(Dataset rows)
○ ○ ○ ○ ○ ○ ○

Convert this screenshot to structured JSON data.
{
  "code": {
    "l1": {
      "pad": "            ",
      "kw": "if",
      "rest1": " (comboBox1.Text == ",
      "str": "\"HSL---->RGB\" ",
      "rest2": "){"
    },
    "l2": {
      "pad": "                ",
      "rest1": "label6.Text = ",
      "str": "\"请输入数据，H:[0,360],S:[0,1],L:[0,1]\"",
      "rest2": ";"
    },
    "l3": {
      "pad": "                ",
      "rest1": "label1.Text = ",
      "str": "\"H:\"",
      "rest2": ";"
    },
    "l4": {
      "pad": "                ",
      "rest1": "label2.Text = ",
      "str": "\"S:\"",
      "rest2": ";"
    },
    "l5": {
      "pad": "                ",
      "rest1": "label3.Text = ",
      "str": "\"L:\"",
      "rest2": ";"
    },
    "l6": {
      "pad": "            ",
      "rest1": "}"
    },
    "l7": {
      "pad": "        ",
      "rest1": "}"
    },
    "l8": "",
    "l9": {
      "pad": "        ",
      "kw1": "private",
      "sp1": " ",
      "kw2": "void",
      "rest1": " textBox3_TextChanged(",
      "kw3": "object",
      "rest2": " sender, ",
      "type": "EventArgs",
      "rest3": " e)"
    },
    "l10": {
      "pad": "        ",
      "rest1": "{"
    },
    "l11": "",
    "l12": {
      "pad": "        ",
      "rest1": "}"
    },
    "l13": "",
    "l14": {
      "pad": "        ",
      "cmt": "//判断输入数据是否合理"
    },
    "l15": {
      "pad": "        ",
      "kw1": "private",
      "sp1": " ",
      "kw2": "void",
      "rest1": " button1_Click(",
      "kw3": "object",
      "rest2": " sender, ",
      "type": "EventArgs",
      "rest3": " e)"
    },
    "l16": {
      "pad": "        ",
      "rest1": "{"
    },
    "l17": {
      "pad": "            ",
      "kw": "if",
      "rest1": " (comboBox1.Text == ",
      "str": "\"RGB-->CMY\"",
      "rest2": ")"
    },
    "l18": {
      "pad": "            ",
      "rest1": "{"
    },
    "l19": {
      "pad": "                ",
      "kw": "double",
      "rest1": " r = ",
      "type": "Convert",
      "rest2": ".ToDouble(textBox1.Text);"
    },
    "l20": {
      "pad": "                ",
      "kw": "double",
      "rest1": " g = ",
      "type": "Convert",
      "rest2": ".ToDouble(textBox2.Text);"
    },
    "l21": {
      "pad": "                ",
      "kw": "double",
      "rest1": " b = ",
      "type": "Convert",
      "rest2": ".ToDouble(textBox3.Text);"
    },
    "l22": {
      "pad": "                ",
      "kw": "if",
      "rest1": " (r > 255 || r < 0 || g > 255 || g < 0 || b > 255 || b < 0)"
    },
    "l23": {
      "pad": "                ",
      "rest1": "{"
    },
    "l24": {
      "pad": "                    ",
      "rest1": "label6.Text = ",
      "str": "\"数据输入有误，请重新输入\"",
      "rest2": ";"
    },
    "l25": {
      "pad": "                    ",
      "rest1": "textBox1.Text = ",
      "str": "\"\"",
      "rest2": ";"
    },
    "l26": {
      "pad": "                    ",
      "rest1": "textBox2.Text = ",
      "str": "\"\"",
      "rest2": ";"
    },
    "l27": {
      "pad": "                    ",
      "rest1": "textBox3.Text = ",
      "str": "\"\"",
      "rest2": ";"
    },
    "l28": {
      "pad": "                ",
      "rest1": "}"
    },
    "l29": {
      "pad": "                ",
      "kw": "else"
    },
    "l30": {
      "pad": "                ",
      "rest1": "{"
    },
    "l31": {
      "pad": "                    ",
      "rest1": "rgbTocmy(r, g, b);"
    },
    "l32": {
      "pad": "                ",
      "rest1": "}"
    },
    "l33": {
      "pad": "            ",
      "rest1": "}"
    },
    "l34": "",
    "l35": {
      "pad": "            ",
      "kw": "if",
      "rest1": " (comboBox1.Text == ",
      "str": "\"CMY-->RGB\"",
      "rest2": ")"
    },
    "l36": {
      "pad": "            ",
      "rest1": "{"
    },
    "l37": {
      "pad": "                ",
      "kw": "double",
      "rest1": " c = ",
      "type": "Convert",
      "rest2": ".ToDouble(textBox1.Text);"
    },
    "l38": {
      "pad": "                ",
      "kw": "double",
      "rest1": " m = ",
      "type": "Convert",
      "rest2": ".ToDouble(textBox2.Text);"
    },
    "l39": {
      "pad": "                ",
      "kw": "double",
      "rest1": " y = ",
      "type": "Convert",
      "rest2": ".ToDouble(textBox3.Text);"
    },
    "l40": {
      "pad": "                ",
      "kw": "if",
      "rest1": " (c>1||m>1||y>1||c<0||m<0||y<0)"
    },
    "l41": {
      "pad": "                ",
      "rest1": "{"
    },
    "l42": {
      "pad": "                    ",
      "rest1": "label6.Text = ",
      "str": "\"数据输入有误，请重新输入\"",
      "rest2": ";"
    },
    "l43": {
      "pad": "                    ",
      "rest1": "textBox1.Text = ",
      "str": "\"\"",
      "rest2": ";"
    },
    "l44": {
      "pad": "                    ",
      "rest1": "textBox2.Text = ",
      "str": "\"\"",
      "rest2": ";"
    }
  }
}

○ ○ ○ ○ ○ ○ ○

Task ::
Reproduce the material above without altering a single character.

Finished answer ::
Convert this screenshot to structured JSON data.
{
  "code": {
    "l1": {
      "pad": "            ",
      "kw": "if",
      "rest1": " (comboBox1.Text == ",
      "str": "\"HSL---->RGB\" ",
      "rest2": "){"
    },
    "l2": {
      "pad": "                ",
      "rest1": "label6.Text = ",
      "str": "\"请输入数据，H:[0,360],S:[0,1],L:[0,1]\"",
      "rest2": ";"
    },
    "l3": {
      "pad": "                ",
      "rest1": "label1.Text = ",
      "str": "\"H:\"",
      "rest2": ";"
    },
    "l4": {
      "pad": "                ",
      "rest1": "label2.Text = ",
      "str": "\"S:\"",
      "rest2": ";"
    },
    "l5": {
      "pad": "                ",
      "rest1": "label3.Text = ",
      "str": "\"L:\"",
      "rest2": ";"
    },
    "l6": {
      "pad": "            ",
      "rest1": "}"
    },
    "l7": {
      "pad": "        ",
      "rest1": "}"
    },
    "l8": "",
    "l9": {
      "pad": "        ",
      "kw1": "private",
      "sp1": " ",
      "kw2": "void",
      "rest1": " textBox3_TextChanged(",
      "kw3": "object",
      "rest2": " sender, ",
      "type": "EventArgs",
      "rest3": " e)"
    },
    "l10": {
      "pad": "        ",
      "rest1": "{"
    },
    "l11": "",
    "l12": {
      "pad": "        ",
      "rest1": "}"
    },
    "l13": "",
    "l14": {
      "pad": "        ",
      "cmt": "//判断输入数据是否合理"
    },
    "l15": {
      "pad": "        ",
      "kw1": "private",
      "sp1": " ",
      "kw2": "void",
      "rest1": " button1_Click(",
      "kw3": "object",
      "rest2": " sender, ",
      "type": "EventArgs",
      "rest3": " e)"
    },
    "l16": {
      "pad": "        ",
      "rest1": "{"
    },
    "l17": {
      "pad": "            ",
      "kw": "if",
      "rest1": " (comboBox1.Text == ",
      "str": "\"RGB-->CMY\"",
      "rest2": ")"
    },
    "l18": {
      "pad": "            ",
      "rest1": "{"
    },
    "l19": {
      "pad": "                ",
      "kw": "double",
      "rest1": " r = ",
      "type": "Convert",
      "rest2": ".ToDouble(textBox1.Text);"
    },
    "l20": {
      "pad": "                ",
      "kw": "double",
      "rest1": " g = ",
      "type": "Convert",
      "rest2": ".ToDouble(textBox2.Text);"
    },
    "l21": {
      "pad": "                ",
      "kw": "double",
      "rest1": " b = ",
      "type": "Convert",
      "rest2": ".ToDouble(textBox3.Text);"
    },
    "l22": {
      "pad": "                ",
      "kw": "if",
      "rest1": " (r > 255 || r < 0 || g > 255 || g < 0 || b > 255 || b < 0)"
    },
    "l23": {
      "pad": "                ",
      "rest1": "{"
    },
    "l24": {
      "pad": "                    ",
      "rest1": "label6.Text = ",
      "str": "\"数据输入有误，请重新输入\"",
      "rest2": ";"
    },
    "l25": {
      "pad": "                    ",
      "rest1": "textBox1.Text = ",
      "str": "\"\"",
      "rest2": ";"
    },
    "l26": {
      "pad": "                    ",
      "rest1": "textBox2.Text = ",
      "str": "\"\"",
      "rest2": ";"
    },
    "l27": {
      "pad": "                    ",
      "rest1": "textBox3.Text = ",
      "str": "\"\"",
      "rest2": ";"
    },
    "l28": {
      "pad": "                ",
      "rest1": "}"
    },
    "l29": {
      "pad": "                ",
      "kw": "else"
    },
    "l30": {
      "pad": "                ",
      "rest1": "{"
    },
    "l31": {
      "pad": "                    ",
      "rest1": "rgbTocmy(r, g, b);"
    },
    "l32": {
      "pad": "                ",
      "rest1": "}"
    },
    "l33": {
      "pad": "            ",
      "rest1": "}"
    },
    "l34": "",
    "l35": {
      "pad": "            ",
      "kw": "if",
      "rest1": " (comboBox1.Text == ",
      "str": "\"CMY-->RGB\"",
      "rest2": ")"
    },
    "l36": {
      "pad": "            ",
      "rest1": "{"
    },
    "l37": {
      "pad": "                ",
      "kw": "double",
      "rest1": " c = ",
      "type": "Convert",
      "rest2": ".ToDouble(textBox1.Text);"
    },
    "l38": {
      "pad": "                ",
      "kw": "double",
      "rest1": " m = ",
      "type": "Convert",
      "rest2": ".ToDouble(textBox2.Text);"
    },
    "l39": {
      "pad": "                ",
      "kw": "double",
      "rest1": " y = ",
      "type": "Convert",
      "rest2": ".ToDouble(textBox3.Text);"
    },
    "l40": {
      "pad": "                ",
      "kw": "if",
      "rest1": " (c>1||m>1||y>1||c<0||m<0||y<0)"
    },
    "l41": {
      "pad": "                ",
      "rest1": "{"
    },
    "l42": {
      "pad": "                    ",
      "rest1": "label6.Text = ",
      "str": "\"数据输入有误，请重新输入\"",
      "rest2": ";"
    },
    "l43": {
      "pad": "                    ",
      "rest1": "textBox1.Text = ",
      "str": "\"\"",
      "rest2": ";"
    },
    "l44": {
      "pad": "                    ",
      "rest1": "textBox2.Text = ",
      "str": "\"\"",
      "rest2": ";"
    }
  }
}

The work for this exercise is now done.